**DO THIS**
Read the lines below. Copy out any that hold the string "needs".
>> Begin INFORMATION SHOWN
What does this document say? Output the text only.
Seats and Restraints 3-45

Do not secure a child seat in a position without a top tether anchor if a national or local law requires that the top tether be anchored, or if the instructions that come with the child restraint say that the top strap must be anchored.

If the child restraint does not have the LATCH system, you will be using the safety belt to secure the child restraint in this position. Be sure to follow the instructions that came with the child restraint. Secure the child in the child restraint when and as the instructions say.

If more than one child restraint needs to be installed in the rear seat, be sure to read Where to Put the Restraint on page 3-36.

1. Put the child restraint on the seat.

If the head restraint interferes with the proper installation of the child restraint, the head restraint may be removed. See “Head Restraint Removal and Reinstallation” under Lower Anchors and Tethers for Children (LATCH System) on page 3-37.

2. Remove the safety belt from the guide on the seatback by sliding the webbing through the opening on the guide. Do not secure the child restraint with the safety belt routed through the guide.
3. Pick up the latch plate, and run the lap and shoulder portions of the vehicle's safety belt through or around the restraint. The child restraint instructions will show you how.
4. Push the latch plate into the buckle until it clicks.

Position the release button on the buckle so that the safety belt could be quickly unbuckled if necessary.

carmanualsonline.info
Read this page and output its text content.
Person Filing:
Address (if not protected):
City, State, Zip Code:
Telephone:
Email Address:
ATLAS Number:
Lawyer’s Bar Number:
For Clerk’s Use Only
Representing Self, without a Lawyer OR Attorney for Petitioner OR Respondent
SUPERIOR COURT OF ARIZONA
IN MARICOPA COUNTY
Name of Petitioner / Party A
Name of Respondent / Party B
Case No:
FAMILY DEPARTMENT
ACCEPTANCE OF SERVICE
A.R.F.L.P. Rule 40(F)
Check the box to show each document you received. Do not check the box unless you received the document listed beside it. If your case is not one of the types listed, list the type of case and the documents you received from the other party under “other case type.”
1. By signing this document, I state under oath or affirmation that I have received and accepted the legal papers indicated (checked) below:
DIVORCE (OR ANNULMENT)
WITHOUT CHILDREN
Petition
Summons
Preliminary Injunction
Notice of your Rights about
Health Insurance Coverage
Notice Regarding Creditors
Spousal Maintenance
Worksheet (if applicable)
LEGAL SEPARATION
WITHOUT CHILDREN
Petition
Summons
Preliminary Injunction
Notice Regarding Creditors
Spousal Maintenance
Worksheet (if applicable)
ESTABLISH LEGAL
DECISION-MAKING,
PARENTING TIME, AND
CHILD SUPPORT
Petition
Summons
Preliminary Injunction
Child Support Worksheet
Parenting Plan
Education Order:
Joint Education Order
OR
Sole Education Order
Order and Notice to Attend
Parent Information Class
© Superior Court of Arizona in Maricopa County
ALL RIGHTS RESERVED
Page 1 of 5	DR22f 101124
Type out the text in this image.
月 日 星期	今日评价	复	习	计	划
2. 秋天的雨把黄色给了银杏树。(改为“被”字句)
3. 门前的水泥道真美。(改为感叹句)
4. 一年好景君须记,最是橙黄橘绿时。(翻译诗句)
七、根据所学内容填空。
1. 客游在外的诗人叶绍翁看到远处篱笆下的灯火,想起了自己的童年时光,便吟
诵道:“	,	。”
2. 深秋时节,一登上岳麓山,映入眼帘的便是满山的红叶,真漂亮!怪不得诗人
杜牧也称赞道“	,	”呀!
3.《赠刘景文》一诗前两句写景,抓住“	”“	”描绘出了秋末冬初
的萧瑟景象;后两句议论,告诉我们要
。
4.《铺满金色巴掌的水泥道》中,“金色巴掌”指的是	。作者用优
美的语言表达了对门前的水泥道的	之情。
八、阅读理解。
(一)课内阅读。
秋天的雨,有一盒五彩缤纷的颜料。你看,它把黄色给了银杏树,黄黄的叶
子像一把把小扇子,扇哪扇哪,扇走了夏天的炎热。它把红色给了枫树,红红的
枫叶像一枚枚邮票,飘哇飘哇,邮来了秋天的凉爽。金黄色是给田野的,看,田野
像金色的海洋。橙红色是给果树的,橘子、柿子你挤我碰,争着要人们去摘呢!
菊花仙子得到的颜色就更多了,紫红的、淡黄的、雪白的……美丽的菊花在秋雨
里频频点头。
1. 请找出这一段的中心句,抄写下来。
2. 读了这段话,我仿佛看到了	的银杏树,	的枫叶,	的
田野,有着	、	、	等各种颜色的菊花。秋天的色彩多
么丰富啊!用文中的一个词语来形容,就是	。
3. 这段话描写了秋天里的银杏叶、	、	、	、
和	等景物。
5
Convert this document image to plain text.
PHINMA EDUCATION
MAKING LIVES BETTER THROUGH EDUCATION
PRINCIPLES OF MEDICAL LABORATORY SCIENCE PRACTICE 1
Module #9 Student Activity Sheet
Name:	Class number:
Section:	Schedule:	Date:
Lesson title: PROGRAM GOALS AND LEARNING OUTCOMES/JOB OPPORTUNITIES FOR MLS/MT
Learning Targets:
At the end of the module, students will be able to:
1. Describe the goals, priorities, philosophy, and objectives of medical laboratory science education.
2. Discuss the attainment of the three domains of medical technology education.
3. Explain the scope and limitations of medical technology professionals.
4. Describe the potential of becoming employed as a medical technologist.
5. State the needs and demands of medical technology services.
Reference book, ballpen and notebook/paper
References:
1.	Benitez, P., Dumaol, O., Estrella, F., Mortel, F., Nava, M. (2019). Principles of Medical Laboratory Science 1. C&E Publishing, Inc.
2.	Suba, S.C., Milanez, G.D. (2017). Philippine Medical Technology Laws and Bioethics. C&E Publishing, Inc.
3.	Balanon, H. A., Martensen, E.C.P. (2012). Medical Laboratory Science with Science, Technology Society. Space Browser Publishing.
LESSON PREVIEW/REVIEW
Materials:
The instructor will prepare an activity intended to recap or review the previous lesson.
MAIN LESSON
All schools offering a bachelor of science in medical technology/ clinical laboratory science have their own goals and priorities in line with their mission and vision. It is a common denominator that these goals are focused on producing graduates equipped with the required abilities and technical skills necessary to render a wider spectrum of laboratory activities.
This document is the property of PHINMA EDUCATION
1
>> End INFORMATION SHOWN
**COMPLETED EXERCISE**
If more than one child restraint needs to be installed in the rear seat, be sure to read Where to Put the Restraint on page 3-36.
5. State the needs and demands of medical technology services.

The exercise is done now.